Data records:
######

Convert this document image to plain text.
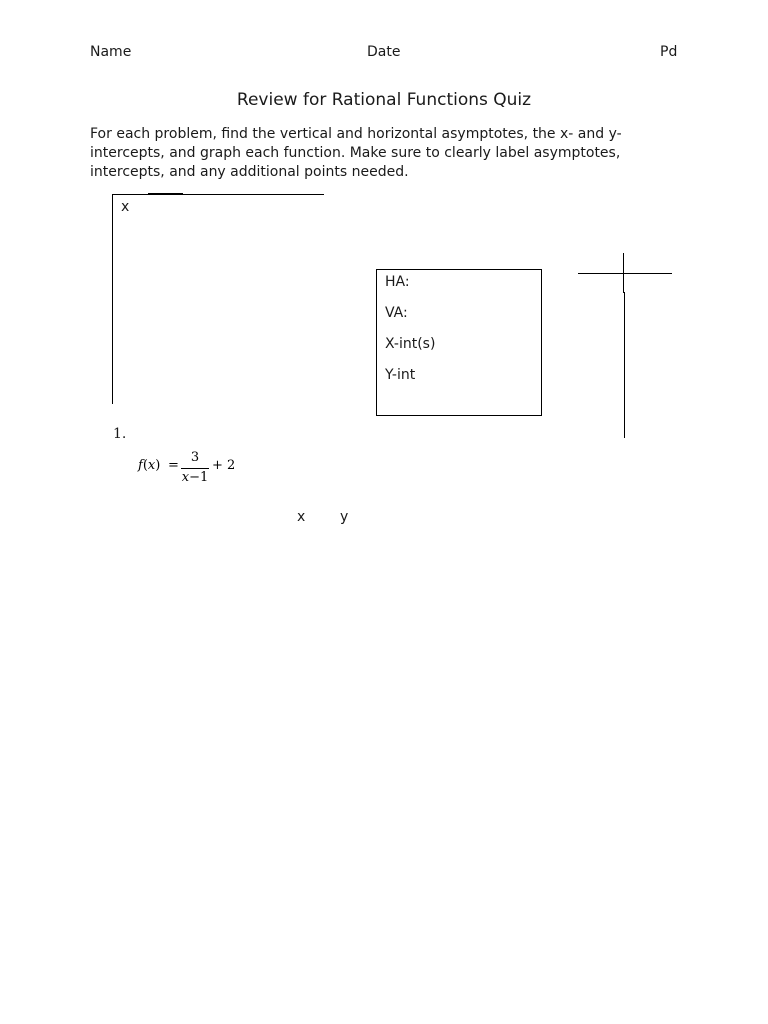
Name	Date	Pd
Review for Rational Functions Quiz
For each problem, find the vertical and horizontal asymptotes, the x- and y-intercepts, and graph each function. Make sure to clearly label asymptotes, intercepts, and any additional points needed.
x
HA:
VA:
X-int(s)
Y-int
1.
f(x) =
3
x−1
+ 2
x y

######

Leave out the pictures and repeat everything else in the records exactly.

Convert this document image to plain text.
Name	Date	Pd
Review for Rational Functions Quiz
For each problem, find the vertical and horizontal asymptotes, the x- and y-intercepts, and graph each function. Make sure to clearly label asymptotes, intercepts, and any additional points needed.
x
HA:
VA:
X-int(s)
Y-int
1.
f(x) =
3
x−1
+ 2
x y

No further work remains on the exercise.